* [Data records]

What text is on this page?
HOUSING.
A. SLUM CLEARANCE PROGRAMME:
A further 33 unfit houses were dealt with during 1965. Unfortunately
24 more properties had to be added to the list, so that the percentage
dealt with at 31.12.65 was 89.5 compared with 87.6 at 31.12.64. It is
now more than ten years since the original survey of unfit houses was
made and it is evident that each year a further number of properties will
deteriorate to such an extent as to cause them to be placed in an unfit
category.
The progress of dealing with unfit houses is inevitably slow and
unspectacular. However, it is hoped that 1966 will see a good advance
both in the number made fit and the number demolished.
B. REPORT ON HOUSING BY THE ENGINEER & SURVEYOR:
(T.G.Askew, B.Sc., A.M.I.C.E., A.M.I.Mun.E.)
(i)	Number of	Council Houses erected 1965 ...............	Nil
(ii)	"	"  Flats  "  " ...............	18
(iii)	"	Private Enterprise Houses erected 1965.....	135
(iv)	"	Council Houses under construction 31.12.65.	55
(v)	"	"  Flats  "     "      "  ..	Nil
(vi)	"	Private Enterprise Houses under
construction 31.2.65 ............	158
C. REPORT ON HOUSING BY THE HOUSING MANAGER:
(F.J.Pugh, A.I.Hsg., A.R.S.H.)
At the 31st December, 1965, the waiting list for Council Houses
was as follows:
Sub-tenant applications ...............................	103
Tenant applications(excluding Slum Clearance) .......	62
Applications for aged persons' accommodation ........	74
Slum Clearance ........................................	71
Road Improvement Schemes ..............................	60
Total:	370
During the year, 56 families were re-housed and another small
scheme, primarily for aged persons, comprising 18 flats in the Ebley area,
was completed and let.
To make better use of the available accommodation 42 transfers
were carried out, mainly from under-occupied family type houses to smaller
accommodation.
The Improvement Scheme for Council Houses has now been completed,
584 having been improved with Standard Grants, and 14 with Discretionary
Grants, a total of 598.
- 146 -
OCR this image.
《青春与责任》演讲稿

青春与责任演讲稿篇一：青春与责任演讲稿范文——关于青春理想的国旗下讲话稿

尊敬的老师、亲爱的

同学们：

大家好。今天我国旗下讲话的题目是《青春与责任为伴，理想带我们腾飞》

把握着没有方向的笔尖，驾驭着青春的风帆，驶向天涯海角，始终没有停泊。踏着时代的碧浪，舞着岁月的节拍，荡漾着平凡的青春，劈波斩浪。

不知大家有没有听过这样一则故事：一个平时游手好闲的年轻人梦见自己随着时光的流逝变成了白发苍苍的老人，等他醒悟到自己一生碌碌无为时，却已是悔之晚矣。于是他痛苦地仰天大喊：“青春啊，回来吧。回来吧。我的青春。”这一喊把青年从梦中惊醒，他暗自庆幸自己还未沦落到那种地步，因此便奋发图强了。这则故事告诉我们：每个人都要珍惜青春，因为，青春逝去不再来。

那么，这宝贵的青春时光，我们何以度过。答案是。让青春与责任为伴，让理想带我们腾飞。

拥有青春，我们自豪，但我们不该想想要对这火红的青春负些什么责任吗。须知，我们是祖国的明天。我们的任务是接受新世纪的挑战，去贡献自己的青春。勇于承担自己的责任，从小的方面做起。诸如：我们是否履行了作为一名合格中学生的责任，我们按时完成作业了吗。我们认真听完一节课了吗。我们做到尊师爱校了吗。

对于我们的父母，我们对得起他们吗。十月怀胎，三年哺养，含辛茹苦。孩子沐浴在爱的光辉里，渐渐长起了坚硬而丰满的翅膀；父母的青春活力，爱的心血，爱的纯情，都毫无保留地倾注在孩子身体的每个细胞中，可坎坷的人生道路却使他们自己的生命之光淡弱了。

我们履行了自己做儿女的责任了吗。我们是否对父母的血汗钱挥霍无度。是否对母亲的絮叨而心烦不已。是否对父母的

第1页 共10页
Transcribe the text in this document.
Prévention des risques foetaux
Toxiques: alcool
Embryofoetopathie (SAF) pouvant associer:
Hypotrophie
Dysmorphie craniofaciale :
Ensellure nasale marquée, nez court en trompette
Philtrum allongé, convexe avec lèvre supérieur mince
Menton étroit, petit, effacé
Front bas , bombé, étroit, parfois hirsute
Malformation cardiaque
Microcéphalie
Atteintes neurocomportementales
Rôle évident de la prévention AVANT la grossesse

* [WHAT YOU ARE ASKED TO DO] Go through the data above and find the lines with the word "aged". Copy each of those lines.

* [THE COMPLETED TASK]
Applications for aged persons' accommodation ........	74
scheme, primarily for aged persons, comprising 18 flats in the Ebley area,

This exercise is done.